Exercise details:
Copy every line of the listing that holds the string "family".

Data for this exercise:
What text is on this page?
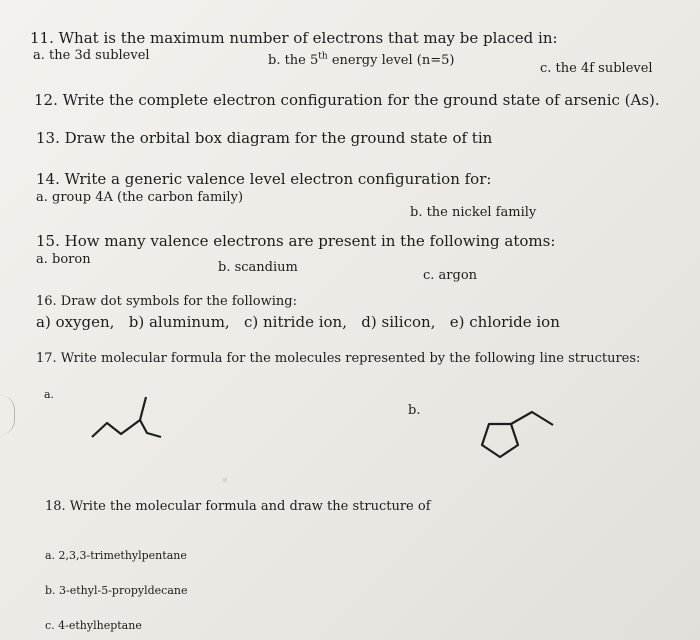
11. What is the maximum number of electrons that may be placed in:
a. the 3d sublevel	b. the 5th energy level (n=5)
c. the 4f sublevel
12. Write the complete electron configuration for the ground state of arsenic (As).
13. Draw the orbital box diagram for the ground state of tin
14. Write a generic valence level electron configuration for:
a. group 4A (the carbon family)
b. the nickel family
15. How many valence electrons are present in the following atoms:
a. boron
b. scandium
c. argon
16. Draw dot symbols for the following:
a) oxygen,   b) aluminum,   c) nitride ion,   d) silicon,   e) chloride ion
17. Write molecular formula for the molecules represented by the following line structures:
a.
b.
18. Write the molecular formula and draw the structure of
a. 2,3,3-trimethylpentane
b. 3-ethyl-5-propyldecane
c. 4-ethylheptane
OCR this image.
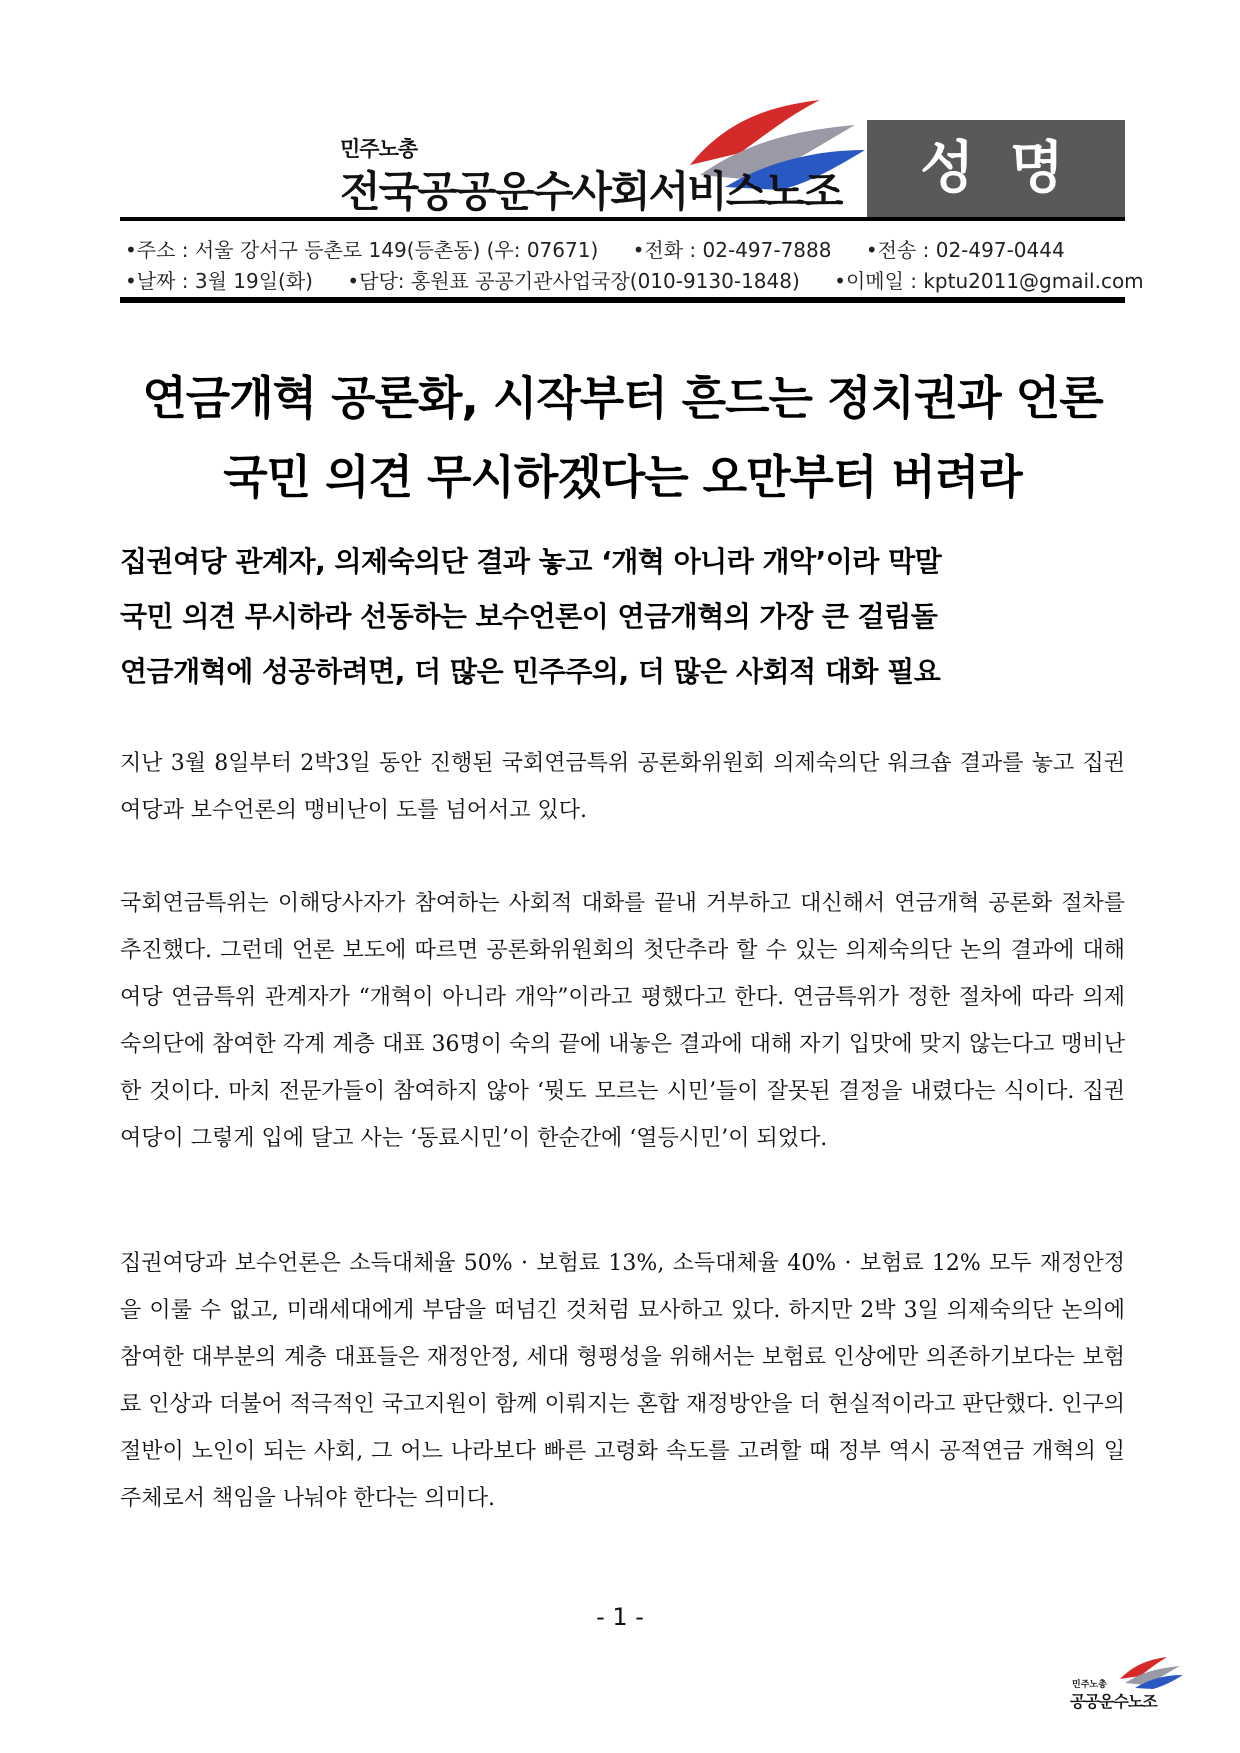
민주노총
전국공공운수사회서비스노조	성 명
•주소 : 서울 강서구 등촌로 149(등촌동) (우: 07671) •전화 : 02-497-7888 •전송 : 02-497-0444
•날짜 : 3월 19일(화) •담당: 홍원표 공공기관사업국장(010-9130-1848) •이메일 : kptu2011@gmail.com
연금개혁 공론화, 시작부터 흔드는 정치권과 언론
국민 의견 무시하겠다는 오만부터 버려라
집권여당 관계자, 의제숙의단 결과 놓고 ‘개혁 아니라 개악’이라 막말
국민 의견 무시하라 선동하는 보수언론이 연금개혁의 가장 큰 걸림돌
연금개혁에 성공하려면, 더 많은 민주주의, 더 많은 사회적 대화 필요
지난 3월 8일부터 2박3일 동안 진행된 국회연금특위 공론화위원회 의제숙의단 워크숍 결과를 놓고 집권여당과 보수언론의 맹비난이 도를 넘어서고 있다.
국회연금특위는 이해당사자가 참여하는 사회적 대화를 끝내 거부하고 대신해서 연금개혁 공론화 절차를 추진했다. 그런데 언론 보도에 따르면 공론화위원회의 첫단추라 할 수 있는 의제숙의단 논의 결과에 대해 여당 연금특위 관계자가 “개혁이 아니라 개악”이라고 평했다고 한다. 연금특위가 정한 절차에 따라 의제숙의단에 참여한 각계 계층 대표 36명이 숙의 끝에 내놓은 결과에 대해 자기 입맛에 맞지 않는다고 맹비난한 것이다. 마치 전문가들이 참여하지 않아 ‘뭣도 모르는 시민’들이 잘못된 결정을 내렸다는 식이다. 집권여당이 그렇게 입에 달고 사는 ‘동료시민’이 한순간에 ‘열등시민’이 되었다.
집권여당과 보수언론은 소득대체율 50% · 보험료 13%, 소득대체율 40% · 보험료 12% 모두 재정안정을 이룰 수 없고, 미래세대에게 부담을 떠넘긴 것처럼 묘사하고 있다. 하지만 2박 3일 의제숙의단 논의에 참여한 대부분의 계층 대표들은 재정안정, 세대 형평성을 위해서는 보험료 인상에만 의존하기보다는 보험료 인상과 더불어 적극적인 국고지원이 함께 이뤄지는 혼합 재정방안을 더 현실적이라고 판단했다. 인구의 절반이 노인이 되는 사회, 그 어느 나라보다 빠른 고령화 속도를 고려할 때 정부 역시 공적연금 개혁의 일주체로서 책임을 나눠야 한다는 의미다.
- 1 -
민주노총
공공운수노조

Written reply:
a. group 4A (the carbon family)
b. the nickel family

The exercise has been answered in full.